*Selected passage*
Directed By: Sir Run Run Shaw, whose name gives you not one but two hints as to what you should do upon being asked to watch this crap.
The Case For: Will evoke nostalgic memories of those tense moments playing the Doom demo for the first time.
The Case Against: Will evoke nostalgic memories of those tense moments holding the Inseminoid DVD case in the horror aisle of your local video store and inexplicably choosing to watch it instead of doing something more enjoyable, such as cleaning the garage or becoming a hobo.
Welcome, faithful readers, and a merry Christmas season to you both! Here at Awful Movie Reviews, you can't say "Horror-Horror-Horror!" without "Ho-Ho-Ho!" Of course, that does leave you with "rror-rror-rror", which if you say it out loud turns out to be the same noise your brain makes as it desperately tries to pull a McFly and travel back in time to a point before I forced to witness Insemenoid, a thoroughly shitty film I can only recommend to shameless and unabashed masochists.

*Set exercise 1*
Copy out the whole movie review word for word.
The review and the rows have nothing to do with each other.

*The data*
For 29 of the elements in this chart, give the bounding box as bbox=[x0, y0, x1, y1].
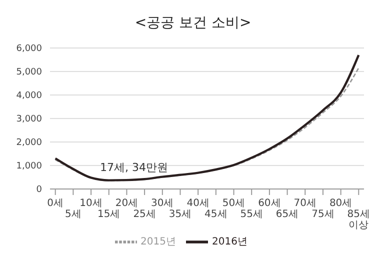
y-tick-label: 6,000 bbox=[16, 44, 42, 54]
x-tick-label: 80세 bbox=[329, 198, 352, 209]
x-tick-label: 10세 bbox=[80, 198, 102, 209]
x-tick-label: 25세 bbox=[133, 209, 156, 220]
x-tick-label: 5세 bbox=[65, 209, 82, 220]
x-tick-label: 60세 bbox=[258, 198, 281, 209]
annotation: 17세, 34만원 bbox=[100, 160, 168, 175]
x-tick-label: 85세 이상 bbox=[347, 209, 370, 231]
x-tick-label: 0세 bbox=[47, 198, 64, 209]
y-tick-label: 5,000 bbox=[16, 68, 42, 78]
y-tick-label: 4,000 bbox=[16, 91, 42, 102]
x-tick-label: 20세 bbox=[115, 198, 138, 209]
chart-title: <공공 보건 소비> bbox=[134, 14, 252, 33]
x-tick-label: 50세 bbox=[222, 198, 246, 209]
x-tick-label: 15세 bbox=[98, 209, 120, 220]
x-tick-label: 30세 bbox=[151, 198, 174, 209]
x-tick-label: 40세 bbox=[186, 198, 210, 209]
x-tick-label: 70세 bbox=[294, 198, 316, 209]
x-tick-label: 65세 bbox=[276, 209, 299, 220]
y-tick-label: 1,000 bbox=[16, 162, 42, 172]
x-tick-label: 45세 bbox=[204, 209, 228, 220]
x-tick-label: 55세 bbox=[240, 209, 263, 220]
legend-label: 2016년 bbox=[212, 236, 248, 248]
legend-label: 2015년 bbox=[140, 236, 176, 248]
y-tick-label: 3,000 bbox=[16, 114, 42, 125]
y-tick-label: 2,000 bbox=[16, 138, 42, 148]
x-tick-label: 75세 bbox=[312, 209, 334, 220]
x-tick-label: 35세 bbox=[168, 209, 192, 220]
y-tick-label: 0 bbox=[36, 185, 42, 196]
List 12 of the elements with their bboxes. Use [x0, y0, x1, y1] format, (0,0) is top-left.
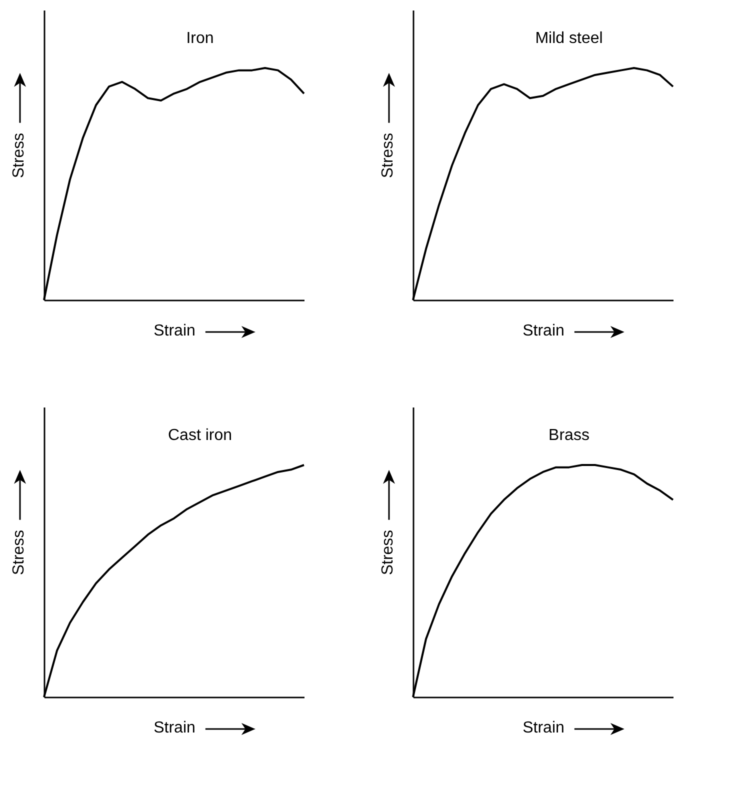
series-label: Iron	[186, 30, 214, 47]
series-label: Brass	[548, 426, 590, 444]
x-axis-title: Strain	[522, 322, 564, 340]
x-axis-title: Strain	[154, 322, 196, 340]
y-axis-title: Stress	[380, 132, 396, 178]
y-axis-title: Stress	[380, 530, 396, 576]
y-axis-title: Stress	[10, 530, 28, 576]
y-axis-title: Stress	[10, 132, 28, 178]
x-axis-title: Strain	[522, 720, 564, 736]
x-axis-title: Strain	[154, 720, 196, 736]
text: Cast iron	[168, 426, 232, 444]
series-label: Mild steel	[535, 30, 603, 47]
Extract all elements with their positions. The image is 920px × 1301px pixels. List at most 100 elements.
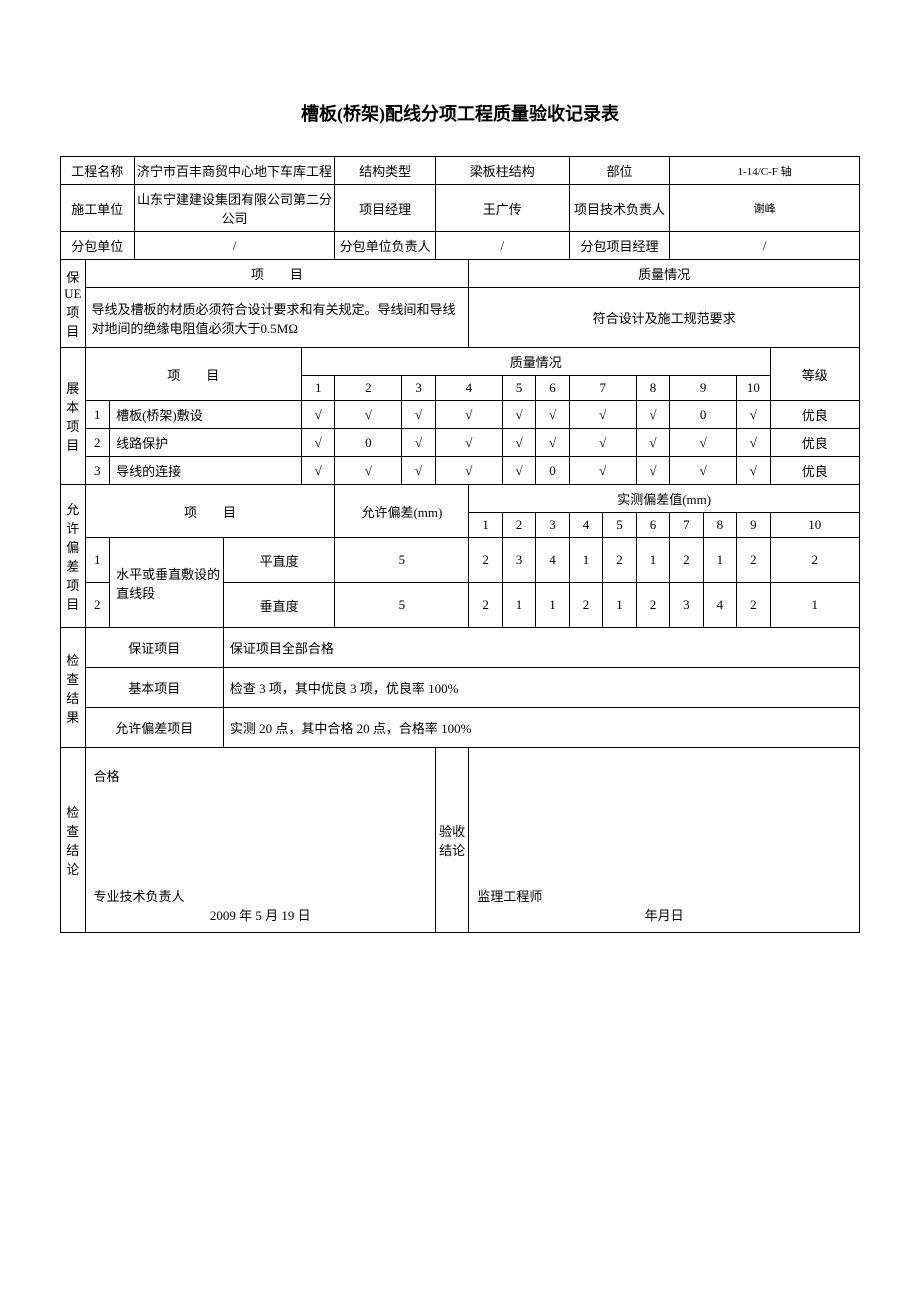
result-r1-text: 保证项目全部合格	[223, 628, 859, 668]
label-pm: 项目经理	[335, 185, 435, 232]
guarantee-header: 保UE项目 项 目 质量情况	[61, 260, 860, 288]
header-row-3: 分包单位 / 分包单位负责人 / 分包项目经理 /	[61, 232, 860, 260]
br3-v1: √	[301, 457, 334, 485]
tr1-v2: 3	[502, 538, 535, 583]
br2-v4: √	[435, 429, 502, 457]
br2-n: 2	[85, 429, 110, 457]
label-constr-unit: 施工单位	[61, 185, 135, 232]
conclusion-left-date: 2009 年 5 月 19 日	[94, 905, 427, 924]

*Set exercise 2*
In the rows, return every line from the line with "y-tick-label: 6,000 bbox=[16, 44, 42, 54]" to the line with "x-tick-label: 15세 bbox=[98, 209, 120, 220]", both of those lines included, and nothing else.

*Final result 1*
Directed By: Sir Run Run Shaw, whose name gives you not one but two hints as to what you should do upon being asked to watch this crap.
The Case For: Will evoke nostalgic memories of those tense moments playing the Doom demo for the first time.
The Case Against: Will evoke nostalgic memories of those tense moments holding the Inseminoid DVD case in the horror aisle of your local video store and inexplicably choosing to watch it instead of doing something more enjoyable, such as cleaning the garage or becoming a hobo.
Welcome, faithful readers, and a merry Christmas season to you both! Here at Awful Movie Reviews, you can't say "Horror-Horror-Horror!" without "Ho-Ho-Ho!" Of course, that does leave you with "rror-rror-rror", which if you say it out loud turns out to be the same noise your brain makes as it desperately tries to pull a McFly and travel back in time to a point before I forced to witness Insemenoid, a thoroughly shitty film I can only recommend to shameless and unabashed masochists.

*Final result 2*
y-tick-label: 6,000 bbox=[16, 44, 42, 54]
x-tick-label: 80세 bbox=[329, 198, 352, 209]
x-tick-label: 10세 bbox=[80, 198, 102, 209]
x-tick-label: 25세 bbox=[133, 209, 156, 220]
x-tick-label: 5세 bbox=[65, 209, 82, 220]
x-tick-label: 60세 bbox=[258, 198, 281, 209]
annotation: 17세, 34만원 bbox=[100, 160, 168, 175]
x-tick-label: 85세 이상 bbox=[347, 209, 370, 231]
x-tick-label: 0세 bbox=[47, 198, 64, 209]
y-tick-label: 5,000 bbox=[16, 68, 42, 78]
y-tick-label: 4,000 bbox=[16, 91, 42, 102]
x-tick-label: 20세 bbox=[115, 198, 138, 209]
chart-title: <공공 보건 소비> bbox=[134, 14, 252, 33]
x-tick-label: 50세 bbox=[222, 198, 246, 209]
x-tick-label: 15세 bbox=[98, 209, 120, 220]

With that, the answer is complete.